## READING TEXT

After completing his education at The Cathedral & John Connon School as well as Lawrence School in Himachal Pradesh, and then at Millfield School in the UK. Wadia studied international relations at Tufts University near Boston, Massachusetts, and then went on to do his MSc in Engineering Management at University of Warwick.

==Career==
Wadia joined Bombay Dyeing in 1993 as a management trainee. During his earlier period he was closely involved in marketing and retail distribution of the textile division of the company and was active in various organisations such as the Cotton Textiles Export Promotion Council (TEXPROCIL) (a council he once chaired), Mill Owners’ Association (MOA), Associated Chambers of Commerce & Industry of India, etc.

In 1998, he took a leave of absence to complete his master's degree in Science of Engineering Business Management from the University of Warwick with a thesis titled "Leading to Success in India". After receiving his master's degree in 2001, he returned as Deputy Managing Director of Bombay Dyeing and was later promoted to Joint Managing Director. He was appointed to this position on 1 August 2001 and stayed till March 2011, when he stepped down, and younger brother Jehangir was made managing director. Ness was appointed Managing Director of Bombay Burmah Trading Corporation.

In 1998, 1999 and 2000 he was appointed on the Prime Minister’s Council on Trade & Industry and in September 1998 was appointed the Convenor of the Special Group Task Force on Food and Agro Industries Management Policy in September, 1998.

Ness Wadia currently serves as Managing Director of Bombay Burmah Trading Company Limited and Chairman of National Peroxide Limited. He also serves as Director on Boards of various Wadia Group companies such as Britannia Industries, Bombay Dyeing, GoAir and Wadia Techno Engineering Services. He sits on the Audit Committees of GoAir, Britannia, Bombay Burmah, and NPL; the Finance Committees of Bombay Dyeing, Bombay Burmah, and Britannia; and also the CSR Committees of Bombay Dyeing and Britannia. He is actively involved in the overseeing the award-winning Wadia Hospitals in addition to the Group’s educational establishments under Modern Education Society (MES) Trust.

Data records:
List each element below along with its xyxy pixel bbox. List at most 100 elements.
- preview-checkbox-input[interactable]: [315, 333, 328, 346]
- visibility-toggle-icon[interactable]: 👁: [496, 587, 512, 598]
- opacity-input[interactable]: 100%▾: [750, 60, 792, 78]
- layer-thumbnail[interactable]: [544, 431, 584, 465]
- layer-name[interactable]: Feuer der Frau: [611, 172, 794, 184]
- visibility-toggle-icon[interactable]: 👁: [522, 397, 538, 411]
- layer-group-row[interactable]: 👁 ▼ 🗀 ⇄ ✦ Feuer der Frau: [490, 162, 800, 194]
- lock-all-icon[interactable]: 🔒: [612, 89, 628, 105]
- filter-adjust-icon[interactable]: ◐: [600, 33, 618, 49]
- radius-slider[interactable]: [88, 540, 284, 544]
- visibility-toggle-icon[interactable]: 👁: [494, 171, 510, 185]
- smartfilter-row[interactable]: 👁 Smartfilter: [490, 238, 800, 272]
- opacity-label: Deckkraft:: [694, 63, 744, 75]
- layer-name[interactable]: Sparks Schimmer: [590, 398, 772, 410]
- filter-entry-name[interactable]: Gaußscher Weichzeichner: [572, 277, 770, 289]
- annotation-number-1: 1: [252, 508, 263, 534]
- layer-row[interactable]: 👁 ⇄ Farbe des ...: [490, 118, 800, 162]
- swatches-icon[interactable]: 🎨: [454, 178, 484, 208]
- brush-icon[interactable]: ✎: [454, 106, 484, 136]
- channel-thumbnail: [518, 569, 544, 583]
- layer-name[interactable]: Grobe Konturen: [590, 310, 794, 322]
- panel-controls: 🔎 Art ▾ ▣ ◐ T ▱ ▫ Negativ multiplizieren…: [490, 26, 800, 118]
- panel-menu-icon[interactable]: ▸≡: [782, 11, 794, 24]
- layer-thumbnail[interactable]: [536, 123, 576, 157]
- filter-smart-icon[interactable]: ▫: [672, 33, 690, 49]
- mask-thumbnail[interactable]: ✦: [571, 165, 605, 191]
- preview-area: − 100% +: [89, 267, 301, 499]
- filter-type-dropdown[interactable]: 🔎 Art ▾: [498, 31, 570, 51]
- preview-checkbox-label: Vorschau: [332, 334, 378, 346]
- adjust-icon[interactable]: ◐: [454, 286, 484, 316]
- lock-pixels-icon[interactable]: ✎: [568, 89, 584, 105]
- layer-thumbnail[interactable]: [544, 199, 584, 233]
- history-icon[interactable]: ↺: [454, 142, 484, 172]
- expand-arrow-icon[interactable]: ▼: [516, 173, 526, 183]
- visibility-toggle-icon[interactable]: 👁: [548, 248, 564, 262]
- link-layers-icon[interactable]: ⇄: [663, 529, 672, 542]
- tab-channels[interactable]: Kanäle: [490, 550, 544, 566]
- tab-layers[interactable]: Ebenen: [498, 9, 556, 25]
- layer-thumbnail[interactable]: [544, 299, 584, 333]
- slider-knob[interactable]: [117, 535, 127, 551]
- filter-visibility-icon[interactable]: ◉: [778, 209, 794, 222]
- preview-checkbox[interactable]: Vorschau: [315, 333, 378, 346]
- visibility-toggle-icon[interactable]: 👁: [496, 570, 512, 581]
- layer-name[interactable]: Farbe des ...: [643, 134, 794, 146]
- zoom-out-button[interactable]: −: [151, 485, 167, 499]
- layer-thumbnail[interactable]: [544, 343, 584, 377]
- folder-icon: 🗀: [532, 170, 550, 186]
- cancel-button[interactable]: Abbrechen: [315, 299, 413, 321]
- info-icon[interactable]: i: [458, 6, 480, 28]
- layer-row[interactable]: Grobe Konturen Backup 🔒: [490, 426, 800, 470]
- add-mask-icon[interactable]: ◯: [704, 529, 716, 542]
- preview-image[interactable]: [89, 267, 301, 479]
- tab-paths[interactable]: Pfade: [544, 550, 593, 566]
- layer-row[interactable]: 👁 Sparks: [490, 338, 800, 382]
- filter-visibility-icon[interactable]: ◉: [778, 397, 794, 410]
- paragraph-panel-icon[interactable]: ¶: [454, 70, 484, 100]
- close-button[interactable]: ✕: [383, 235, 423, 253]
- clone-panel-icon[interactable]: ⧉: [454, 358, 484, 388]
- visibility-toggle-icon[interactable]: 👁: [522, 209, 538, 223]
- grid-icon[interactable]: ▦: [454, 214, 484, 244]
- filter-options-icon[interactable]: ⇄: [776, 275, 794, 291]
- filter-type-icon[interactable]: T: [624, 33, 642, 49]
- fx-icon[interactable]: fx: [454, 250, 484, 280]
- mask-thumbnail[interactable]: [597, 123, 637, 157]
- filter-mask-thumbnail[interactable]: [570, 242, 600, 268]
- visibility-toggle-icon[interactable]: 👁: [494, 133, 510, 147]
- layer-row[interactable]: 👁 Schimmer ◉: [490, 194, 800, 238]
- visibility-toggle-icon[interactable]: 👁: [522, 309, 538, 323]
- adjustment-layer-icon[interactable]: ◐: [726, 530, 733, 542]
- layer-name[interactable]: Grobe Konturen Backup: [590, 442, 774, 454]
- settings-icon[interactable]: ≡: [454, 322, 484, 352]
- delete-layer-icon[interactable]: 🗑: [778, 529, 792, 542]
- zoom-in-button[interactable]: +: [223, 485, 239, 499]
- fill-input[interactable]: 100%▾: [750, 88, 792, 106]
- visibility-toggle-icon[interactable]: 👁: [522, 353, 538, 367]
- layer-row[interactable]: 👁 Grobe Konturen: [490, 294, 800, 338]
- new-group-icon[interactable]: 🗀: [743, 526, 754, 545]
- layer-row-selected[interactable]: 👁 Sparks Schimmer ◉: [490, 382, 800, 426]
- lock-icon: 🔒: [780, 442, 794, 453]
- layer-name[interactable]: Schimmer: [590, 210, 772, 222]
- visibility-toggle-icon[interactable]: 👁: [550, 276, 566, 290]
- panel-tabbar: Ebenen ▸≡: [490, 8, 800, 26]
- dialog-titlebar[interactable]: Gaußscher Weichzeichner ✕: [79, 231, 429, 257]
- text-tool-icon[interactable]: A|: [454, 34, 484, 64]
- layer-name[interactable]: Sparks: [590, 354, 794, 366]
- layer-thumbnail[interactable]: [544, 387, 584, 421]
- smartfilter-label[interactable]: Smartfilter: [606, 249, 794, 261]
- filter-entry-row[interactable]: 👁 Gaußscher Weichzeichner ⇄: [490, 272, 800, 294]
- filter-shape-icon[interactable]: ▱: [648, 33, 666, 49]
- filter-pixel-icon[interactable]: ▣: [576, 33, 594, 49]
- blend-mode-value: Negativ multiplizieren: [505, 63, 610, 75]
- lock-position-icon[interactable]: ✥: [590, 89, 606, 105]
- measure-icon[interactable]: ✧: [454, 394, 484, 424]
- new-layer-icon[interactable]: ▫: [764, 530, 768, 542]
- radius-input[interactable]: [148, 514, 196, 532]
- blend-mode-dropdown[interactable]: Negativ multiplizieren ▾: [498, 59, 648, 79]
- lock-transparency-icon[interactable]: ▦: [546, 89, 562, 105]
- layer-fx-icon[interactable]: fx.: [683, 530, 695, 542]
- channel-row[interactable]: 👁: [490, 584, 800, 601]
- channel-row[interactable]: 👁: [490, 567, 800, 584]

## TO DO
[A] According to the text on Wadia's career, in what year did he join Bombay Dyeing, and in what position?
[B] Pick up the text on Wadia's career after its final sentence and continue it.

## ANSWERS BY TASK
[A] He joined Bombay Dyeing in 1993 as a management trainee.

[B]
In 2008, along with actress Preity Zinta and businessman Mohit Burman, Wadia acquired ownership rights for the Mohali-based Twenty20 cricket team of the Indian Premier League (IPL). The group paid $76 million to acquire the franchise, and named the team Kings XI (Eleven) Punjab, later on changed to Punjab Kings.

==Board positions==
Wadia has served as Managing Director of Bombay Burmah Trading Company Limited.
Wadia has been a trustee of Sir Ness Wadia Foundation, and other charitable trusts within the Wadia family, and a board member of Wadia Hospitals.

==Personal life==
Wadia dated Bollywood actress Preity Zinta from February 2005 until 2009, and the couple were subject to intense media scrutiny.

His name was later linked to actress Ameesha Patel. The two reportedly met at a popular gym, became friends, and eventually started dating. According to some reports, Ness often sent gifts to Ameesha during their relationship.

On 13 June 2014, Zinta filed a complaint with the Mumbai police against Wadia alleging he had attacked her at an IPL match at the Wankhede Stadium in Mumbai on 30 May.

He was sentenced to two years in jail for possession of 25 gm of cannabis resin in 2019 by a Japanese court which was suspended for five years.

Wadia helped the state of Sikkim by donating supplies during COVID-19 pandemic. He has been noted to be supportive of the LGBTQ community.